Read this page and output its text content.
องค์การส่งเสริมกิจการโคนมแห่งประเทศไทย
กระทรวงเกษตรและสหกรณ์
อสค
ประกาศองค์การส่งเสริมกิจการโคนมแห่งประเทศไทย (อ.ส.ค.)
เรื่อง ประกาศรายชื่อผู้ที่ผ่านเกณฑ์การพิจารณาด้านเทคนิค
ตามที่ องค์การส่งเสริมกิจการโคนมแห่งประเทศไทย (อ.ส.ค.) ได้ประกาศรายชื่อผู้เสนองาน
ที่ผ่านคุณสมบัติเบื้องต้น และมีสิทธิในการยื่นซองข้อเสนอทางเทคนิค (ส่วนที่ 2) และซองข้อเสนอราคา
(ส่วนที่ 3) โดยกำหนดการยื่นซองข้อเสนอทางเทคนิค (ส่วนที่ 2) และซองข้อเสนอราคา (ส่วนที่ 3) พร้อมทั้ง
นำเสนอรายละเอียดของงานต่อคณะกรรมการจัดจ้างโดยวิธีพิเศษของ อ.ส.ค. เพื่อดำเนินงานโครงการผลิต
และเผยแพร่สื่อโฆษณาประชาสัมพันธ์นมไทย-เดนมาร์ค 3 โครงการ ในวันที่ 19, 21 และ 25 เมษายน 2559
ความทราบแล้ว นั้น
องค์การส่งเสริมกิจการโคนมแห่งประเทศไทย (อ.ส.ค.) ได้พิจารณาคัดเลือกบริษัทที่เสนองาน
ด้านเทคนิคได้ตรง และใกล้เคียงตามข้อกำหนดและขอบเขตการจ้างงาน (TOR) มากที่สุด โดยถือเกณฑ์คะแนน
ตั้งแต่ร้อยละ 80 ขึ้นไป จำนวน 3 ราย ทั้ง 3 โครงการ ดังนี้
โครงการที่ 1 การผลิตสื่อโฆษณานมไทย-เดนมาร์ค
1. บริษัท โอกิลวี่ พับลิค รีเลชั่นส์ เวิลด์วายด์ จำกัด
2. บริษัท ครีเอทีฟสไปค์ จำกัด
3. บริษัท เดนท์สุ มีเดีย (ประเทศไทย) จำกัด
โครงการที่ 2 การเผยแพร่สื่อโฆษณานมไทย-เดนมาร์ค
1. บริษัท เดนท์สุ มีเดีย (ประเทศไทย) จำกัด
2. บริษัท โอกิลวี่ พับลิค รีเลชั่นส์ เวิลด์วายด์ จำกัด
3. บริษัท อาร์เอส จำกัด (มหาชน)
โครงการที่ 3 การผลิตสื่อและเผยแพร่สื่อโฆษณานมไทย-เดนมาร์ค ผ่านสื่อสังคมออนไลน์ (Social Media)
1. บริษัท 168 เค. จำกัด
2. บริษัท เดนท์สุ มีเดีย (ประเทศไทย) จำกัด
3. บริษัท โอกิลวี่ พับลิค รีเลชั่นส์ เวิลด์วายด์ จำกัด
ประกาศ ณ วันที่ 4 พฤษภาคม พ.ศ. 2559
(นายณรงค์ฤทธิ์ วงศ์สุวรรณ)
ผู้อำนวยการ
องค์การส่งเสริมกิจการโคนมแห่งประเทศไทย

## WHAT IS BEING ASKED
Retype the records that precede this task, keeping them exactly the same.

## THE SOLUTION
Read this page and output its text content.
องค์การส่งเสริมกิจการโคนมแห่งประเทศไทย
กระทรวงเกษตรและสหกรณ์
อสค
ประกาศองค์การส่งเสริมกิจการโคนมแห่งประเทศไทย (อ.ส.ค.)
เรื่อง ประกาศรายชื่อผู้ที่ผ่านเกณฑ์การพิจารณาด้านเทคนิค
ตามที่ องค์การส่งเสริมกิจการโคนมแห่งประเทศไทย (อ.ส.ค.) ได้ประกาศรายชื่อผู้เสนองาน
ที่ผ่านคุณสมบัติเบื้องต้น และมีสิทธิในการยื่นซองข้อเสนอทางเทคนิค (ส่วนที่ 2) และซองข้อเสนอราคา
(ส่วนที่ 3) โดยกำหนดการยื่นซองข้อเสนอทางเทคนิค (ส่วนที่ 2) และซองข้อเสนอราคา (ส่วนที่ 3) พร้อมทั้ง
นำเสนอรายละเอียดของงานต่อคณะกรรมการจัดจ้างโดยวิธีพิเศษของ อ.ส.ค. เพื่อดำเนินงานโครงการผลิต
และเผยแพร่สื่อโฆษณาประชาสัมพันธ์นมไทย-เดนมาร์ค 3 โครงการ ในวันที่ 19, 21 และ 25 เมษายน 2559
ความทราบแล้ว นั้น
องค์การส่งเสริมกิจการโคนมแห่งประเทศไทย (อ.ส.ค.) ได้พิจารณาคัดเลือกบริษัทที่เสนองาน
ด้านเทคนิคได้ตรง และใกล้เคียงตามข้อกำหนดและขอบเขตการจ้างงาน (TOR) มากที่สุด โดยถือเกณฑ์คะแนน
ตั้งแต่ร้อยละ 80 ขึ้นไป จำนวน 3 ราย ทั้ง 3 โครงการ ดังนี้
โครงการที่ 1 การผลิตสื่อโฆษณานมไทย-เดนมาร์ค
1. บริษัท โอกิลวี่ พับลิค รีเลชั่นส์ เวิลด์วายด์ จำกัด
2. บริษัท ครีเอทีฟสไปค์ จำกัด
3. บริษัท เดนท์สุ มีเดีย (ประเทศไทย) จำกัด
โครงการที่ 2 การเผยแพร่สื่อโฆษณานมไทย-เดนมาร์ค
1. บริษัท เดนท์สุ มีเดีย (ประเทศไทย) จำกัด
2. บริษัท โอกิลวี่ พับลิค รีเลชั่นส์ เวิลด์วายด์ จำกัด
3. บริษัท อาร์เอส จำกัด (มหาชน)
โครงการที่ 3 การผลิตสื่อและเผยแพร่สื่อโฆษณานมไทย-เดนมาร์ค ผ่านสื่อสังคมออนไลน์ (Social Media)
1. บริษัท 168 เค. จำกัด
2. บริษัท เดนท์สุ มีเดีย (ประเทศไทย) จำกัด
3. บริษัท โอกิลวี่ พับลิค รีเลชั่นส์ เวิลด์วายด์ จำกัด
ประกาศ ณ วันที่ 4 พฤษภาคม พ.ศ. 2559
(นายณรงค์ฤทธิ์ วงศ์สุวรรณ)
ผู้อำนวยการ
องค์การส่งเสริมกิจการโคนมแห่งประเทศไทย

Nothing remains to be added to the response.